**Goal of the exercise:** The line containing "Decode this image" marks the start; return it and every line after it in the listing below, exactly, through the last.

Stored entries:
--- Begin ---

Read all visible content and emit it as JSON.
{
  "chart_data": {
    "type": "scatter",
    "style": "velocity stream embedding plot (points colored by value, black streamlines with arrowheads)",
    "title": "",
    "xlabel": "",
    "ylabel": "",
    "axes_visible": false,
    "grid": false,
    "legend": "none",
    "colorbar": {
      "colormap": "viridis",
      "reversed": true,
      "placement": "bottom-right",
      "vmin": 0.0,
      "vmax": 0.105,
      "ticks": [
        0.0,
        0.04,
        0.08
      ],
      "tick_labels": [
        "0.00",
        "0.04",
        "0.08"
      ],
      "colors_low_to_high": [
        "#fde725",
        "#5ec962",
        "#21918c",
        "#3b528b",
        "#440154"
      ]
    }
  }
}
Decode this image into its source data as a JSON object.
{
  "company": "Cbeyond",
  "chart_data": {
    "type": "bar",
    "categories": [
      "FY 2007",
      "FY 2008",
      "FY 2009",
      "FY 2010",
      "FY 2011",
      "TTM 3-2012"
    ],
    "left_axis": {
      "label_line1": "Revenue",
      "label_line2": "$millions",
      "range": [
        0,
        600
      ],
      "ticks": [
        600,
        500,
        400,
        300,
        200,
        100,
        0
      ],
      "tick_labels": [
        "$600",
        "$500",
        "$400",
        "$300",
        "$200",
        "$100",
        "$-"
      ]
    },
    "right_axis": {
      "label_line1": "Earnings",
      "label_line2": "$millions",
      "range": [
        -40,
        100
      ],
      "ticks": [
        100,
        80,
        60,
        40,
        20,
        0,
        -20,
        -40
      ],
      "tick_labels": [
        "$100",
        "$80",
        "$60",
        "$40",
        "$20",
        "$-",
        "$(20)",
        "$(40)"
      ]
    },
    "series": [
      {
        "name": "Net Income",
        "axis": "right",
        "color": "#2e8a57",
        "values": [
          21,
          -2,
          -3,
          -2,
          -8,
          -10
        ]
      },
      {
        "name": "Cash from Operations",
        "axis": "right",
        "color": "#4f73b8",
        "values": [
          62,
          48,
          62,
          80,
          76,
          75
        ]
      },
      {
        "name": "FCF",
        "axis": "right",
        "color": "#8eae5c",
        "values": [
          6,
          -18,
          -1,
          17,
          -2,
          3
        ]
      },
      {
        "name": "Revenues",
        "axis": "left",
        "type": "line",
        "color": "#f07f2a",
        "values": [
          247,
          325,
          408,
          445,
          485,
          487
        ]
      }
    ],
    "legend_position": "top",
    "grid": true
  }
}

--- End ---

**Response for this exercise:**
Decode this image into its source data as a JSON object.
{
  "company": "Cbeyond",
  "chart_data": {
    "type": "bar",
    "categories": [
      "FY 2007",
      "FY 2008",
      "FY 2009",
      "FY 2010",
      "FY 2011",
      "TTM 3-2012"
    ],
    "left_axis": {
      "label_line1": "Revenue",
      "label_line2": "$millions",
      "range": [
        0,
        600
      ],
      "ticks": [
        600,
        500,
        400,
        300,
        200,
        100,
        0
      ],
      "tick_labels": [
        "$600",
        "$500",
        "$400",
        "$300",
        "$200",
        "$100",
        "$-"
      ]
    },
    "right_axis": {
      "label_line1": "Earnings",
      "label_line2": "$millions",
      "range": [
        -40,
        100
      ],
      "ticks": [
        100,
        80,
        60,
        40,
        20,
        0,
        -20,
        -40
      ],
      "tick_labels": [
        "$100",
        "$80",
        "$60",
        "$40",
        "$20",
        "$-",
        "$(20)",
        "$(40)"
      ]
    },
    "series": [
      {
        "name": "Net Income",
        "axis": "right",
        "color": "#2e8a57",
        "values": [
          21,
          -2,
          -3,
          -2,
          -8,
          -10
        ]
      },
      {
        "name": "Cash from Operations",
        "axis": "right",
        "color": "#4f73b8",
        "values": [
          62,
          48,
          62,
          80,
          76,
          75
        ]
      },
      {
        "name": "FCF",
        "axis": "right",
        "color": "#8eae5c",
        "values": [
          6,
          -18,
          -1,
          17,
          -2,
          3
        ]
      },
      {
        "name": "Revenues",
        "axis": "left",
        "type": "line",
        "color": "#f07f2a",
        "values": [
          247,
          325,
          408,
          445,
          485,
          487
        ]
      }
    ],
    "legend_position": "top",
    "grid": true
  }
}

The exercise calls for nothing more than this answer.